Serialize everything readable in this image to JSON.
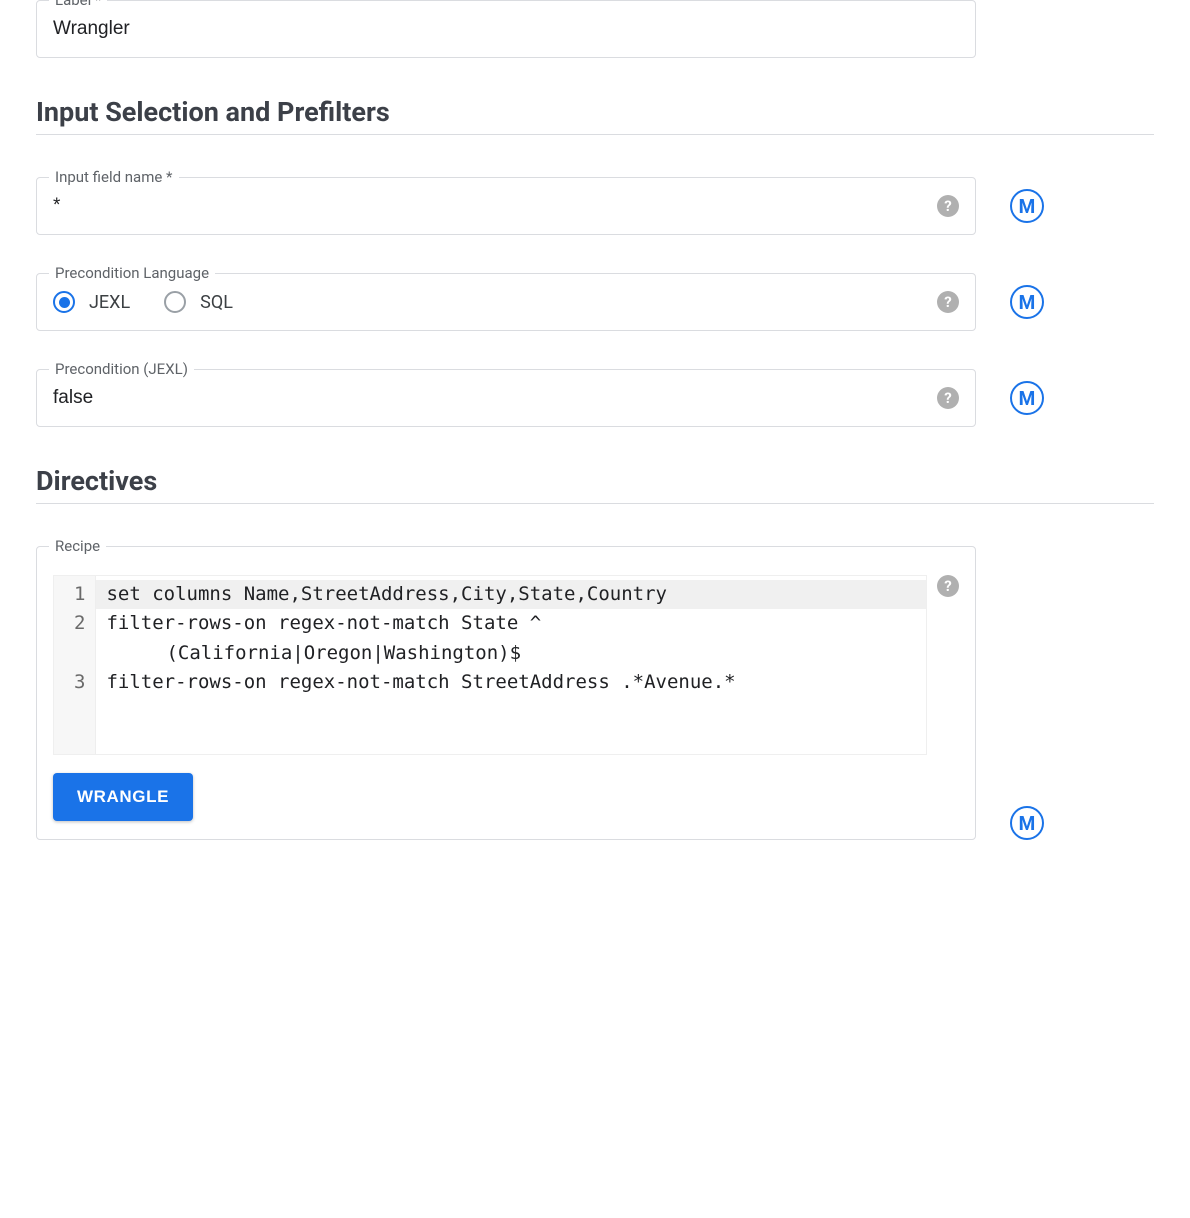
{
  "labelField": {
    "legend": "Label *",
    "value": "Wrangler"
  },
  "section1": {
    "title": "Input Selection and Prefilters"
  },
  "inputFieldName": {
    "legend": "Input field name *",
    "value": "*"
  },
  "preconditionLanguage": {
    "legend": "Precondition Language",
    "options": [
      {
        "label": "JEXL",
        "selected": true
      },
      {
        "label": "SQL",
        "selected": false
      }
    ]
  },
  "preconditionJexl": {
    "legend": "Precondition (JEXL)",
    "value": "false"
  },
  "section2": {
    "title": "Directives"
  },
  "recipe": {
    "legend": "Recipe",
    "lines": [
      {
        "num": "1",
        "text": "set columns Name,StreetAddress,City,State,Country",
        "active": true
      },
      {
        "num": "2",
        "text": "filter-rows-on regex-not-match State ^"
      },
      {
        "num": "",
        "text": "(California|Oregon|Washington)$",
        "wrap": true
      },
      {
        "num": "3",
        "text": "filter-rows-on regex-not-match StreetAddress .*Avenue.*"
      }
    ],
    "button": "WRANGLE"
  },
  "icons": {
    "help": "?",
    "m": "M"
  }
}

..............................

● **Set exercise**
For the entries shown above, give the number of lines that include the word "legend", without any other text.

● **Output of the exercise**
5